# RECORDS TO PROCESS start
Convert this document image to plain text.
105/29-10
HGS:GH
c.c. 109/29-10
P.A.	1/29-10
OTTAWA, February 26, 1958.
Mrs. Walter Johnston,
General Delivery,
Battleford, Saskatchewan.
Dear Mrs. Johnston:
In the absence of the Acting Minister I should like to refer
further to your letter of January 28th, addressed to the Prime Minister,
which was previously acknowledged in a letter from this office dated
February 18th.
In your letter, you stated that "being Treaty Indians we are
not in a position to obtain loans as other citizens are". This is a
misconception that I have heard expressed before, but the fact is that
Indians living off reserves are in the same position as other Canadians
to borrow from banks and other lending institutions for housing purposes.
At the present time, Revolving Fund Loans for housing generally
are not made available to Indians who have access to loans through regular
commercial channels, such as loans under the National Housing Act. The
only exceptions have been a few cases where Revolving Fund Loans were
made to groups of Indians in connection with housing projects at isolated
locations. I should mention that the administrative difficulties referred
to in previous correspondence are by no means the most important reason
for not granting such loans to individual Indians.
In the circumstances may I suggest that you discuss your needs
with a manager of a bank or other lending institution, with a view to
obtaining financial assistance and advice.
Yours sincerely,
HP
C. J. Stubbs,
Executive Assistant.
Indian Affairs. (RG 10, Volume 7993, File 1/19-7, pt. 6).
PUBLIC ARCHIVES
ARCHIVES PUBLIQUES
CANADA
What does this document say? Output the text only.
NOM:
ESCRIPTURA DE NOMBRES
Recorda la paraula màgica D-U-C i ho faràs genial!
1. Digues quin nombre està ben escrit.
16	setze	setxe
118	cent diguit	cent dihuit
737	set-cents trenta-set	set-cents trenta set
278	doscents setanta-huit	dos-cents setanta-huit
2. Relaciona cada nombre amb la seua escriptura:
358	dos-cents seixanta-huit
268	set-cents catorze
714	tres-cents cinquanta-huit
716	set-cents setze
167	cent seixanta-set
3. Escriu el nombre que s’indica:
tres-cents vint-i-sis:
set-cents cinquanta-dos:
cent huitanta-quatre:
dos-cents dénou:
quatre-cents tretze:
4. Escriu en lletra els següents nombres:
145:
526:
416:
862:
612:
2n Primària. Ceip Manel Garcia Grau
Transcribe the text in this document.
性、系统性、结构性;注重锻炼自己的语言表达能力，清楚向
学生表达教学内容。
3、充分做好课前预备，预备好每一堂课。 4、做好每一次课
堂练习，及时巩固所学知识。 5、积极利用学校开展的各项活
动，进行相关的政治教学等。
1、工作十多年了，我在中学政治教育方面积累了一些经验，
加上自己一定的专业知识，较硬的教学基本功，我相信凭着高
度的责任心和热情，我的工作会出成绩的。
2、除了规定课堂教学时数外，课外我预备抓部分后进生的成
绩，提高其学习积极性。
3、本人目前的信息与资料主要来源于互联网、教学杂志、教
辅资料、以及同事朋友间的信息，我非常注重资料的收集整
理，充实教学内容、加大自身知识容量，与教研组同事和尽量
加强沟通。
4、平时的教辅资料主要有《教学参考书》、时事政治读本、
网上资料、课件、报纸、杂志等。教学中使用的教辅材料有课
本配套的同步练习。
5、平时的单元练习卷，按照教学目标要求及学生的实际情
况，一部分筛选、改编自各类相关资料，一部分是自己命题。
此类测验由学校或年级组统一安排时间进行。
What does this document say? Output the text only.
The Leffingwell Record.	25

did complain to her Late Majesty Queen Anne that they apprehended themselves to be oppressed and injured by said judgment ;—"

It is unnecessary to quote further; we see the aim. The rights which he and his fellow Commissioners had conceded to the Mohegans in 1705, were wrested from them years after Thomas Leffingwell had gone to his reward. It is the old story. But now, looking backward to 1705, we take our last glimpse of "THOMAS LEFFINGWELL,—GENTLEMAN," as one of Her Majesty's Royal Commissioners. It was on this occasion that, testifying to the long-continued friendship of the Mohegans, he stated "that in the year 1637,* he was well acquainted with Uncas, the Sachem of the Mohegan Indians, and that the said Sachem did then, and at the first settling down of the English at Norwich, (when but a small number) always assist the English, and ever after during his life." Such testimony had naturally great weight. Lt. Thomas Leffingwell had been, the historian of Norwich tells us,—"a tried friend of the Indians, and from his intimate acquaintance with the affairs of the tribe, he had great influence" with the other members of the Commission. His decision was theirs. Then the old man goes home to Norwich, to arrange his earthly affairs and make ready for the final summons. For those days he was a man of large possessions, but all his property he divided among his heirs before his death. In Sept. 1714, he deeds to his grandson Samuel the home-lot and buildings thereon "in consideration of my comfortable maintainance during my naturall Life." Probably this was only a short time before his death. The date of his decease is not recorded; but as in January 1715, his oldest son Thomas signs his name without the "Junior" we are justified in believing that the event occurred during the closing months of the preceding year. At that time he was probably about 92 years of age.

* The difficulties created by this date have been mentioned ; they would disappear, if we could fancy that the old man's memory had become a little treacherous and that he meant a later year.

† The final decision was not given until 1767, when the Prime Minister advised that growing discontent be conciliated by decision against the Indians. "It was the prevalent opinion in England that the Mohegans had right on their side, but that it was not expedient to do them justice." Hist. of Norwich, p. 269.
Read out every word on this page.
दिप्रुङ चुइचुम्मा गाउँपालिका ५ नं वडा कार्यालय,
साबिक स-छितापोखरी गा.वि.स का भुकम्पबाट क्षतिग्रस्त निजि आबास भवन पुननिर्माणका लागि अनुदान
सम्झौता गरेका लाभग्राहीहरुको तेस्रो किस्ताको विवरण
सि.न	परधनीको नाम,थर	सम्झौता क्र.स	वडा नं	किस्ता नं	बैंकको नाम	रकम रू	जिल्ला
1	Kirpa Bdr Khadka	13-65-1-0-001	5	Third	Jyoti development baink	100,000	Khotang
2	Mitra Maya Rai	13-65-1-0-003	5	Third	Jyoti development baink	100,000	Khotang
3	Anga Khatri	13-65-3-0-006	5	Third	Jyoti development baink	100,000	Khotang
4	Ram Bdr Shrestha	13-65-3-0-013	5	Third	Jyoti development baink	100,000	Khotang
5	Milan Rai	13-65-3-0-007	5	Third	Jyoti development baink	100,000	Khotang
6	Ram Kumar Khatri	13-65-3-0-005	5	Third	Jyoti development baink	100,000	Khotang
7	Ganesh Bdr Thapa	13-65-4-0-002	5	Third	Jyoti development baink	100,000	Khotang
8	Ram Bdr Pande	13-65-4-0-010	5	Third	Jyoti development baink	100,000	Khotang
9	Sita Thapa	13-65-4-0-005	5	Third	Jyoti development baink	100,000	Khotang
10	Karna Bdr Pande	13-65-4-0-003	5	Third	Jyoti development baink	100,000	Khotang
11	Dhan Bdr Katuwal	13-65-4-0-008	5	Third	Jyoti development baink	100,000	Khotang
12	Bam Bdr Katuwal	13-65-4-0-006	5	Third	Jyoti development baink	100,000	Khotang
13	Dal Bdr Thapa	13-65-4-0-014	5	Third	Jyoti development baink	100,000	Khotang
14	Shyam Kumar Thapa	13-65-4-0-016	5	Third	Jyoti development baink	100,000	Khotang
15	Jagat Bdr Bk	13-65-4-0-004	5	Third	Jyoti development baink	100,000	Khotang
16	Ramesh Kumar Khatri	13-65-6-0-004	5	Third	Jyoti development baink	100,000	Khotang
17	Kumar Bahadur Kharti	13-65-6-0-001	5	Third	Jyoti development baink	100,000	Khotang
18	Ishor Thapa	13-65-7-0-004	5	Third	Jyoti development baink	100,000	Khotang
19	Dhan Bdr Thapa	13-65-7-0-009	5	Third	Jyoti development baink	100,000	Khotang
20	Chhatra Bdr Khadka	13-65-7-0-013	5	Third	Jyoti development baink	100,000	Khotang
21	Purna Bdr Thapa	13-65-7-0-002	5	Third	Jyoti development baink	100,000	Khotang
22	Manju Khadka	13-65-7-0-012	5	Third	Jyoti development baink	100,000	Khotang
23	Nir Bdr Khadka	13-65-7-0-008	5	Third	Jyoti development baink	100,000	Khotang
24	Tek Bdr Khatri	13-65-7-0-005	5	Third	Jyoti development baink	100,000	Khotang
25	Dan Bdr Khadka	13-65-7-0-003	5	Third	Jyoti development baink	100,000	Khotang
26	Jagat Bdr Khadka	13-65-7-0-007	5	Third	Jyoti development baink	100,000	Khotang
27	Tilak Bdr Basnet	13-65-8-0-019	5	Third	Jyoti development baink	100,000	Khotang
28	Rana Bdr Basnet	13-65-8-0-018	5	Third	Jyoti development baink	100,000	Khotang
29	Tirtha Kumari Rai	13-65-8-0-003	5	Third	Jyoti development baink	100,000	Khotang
# RECORDS TO PROCESS end
# [SHORT PROBLEM]
Look through the data above. Find each line with the string "document" and copy it.

# [TASK ANSWER]
Convert this document image to plain text.
What does this document say? Output the text only.
Transcribe the text in this document.
What does this document say? Output the text only.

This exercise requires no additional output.